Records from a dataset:
═══
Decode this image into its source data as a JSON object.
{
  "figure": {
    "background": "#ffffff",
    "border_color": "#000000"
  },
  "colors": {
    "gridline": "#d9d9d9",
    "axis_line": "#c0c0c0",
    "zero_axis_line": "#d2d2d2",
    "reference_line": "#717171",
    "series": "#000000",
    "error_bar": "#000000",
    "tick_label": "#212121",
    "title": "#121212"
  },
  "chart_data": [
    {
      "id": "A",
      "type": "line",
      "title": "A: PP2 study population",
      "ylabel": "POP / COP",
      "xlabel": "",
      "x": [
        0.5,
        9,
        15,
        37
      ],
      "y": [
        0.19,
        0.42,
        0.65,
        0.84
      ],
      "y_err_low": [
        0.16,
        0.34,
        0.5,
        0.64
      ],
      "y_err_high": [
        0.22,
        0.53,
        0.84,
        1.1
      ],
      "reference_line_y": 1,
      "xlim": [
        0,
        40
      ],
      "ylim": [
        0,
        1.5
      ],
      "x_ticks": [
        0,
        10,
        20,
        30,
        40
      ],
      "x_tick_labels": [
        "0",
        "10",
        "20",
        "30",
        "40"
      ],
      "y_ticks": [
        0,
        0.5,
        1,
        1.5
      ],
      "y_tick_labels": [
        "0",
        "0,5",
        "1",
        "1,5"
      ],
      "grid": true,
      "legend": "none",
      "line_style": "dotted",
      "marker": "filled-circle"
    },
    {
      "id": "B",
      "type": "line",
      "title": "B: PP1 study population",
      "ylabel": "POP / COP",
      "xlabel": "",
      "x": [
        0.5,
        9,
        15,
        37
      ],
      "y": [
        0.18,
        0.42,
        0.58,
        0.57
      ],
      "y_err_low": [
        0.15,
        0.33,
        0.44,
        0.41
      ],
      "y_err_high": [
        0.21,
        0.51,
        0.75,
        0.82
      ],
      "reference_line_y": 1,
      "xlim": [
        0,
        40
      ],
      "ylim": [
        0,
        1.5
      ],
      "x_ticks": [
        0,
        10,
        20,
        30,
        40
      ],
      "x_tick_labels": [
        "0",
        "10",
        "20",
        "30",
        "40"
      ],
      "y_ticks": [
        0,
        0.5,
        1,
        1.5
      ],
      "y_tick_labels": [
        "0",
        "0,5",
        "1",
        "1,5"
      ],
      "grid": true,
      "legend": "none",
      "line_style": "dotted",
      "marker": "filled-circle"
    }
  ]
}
═══
- Task to complete
Write out every line from the entries where "title" appears.

- Written answer
    "title": "#121212"
      "title": "A: PP2 study population",
      "title": "B: PP1 study population",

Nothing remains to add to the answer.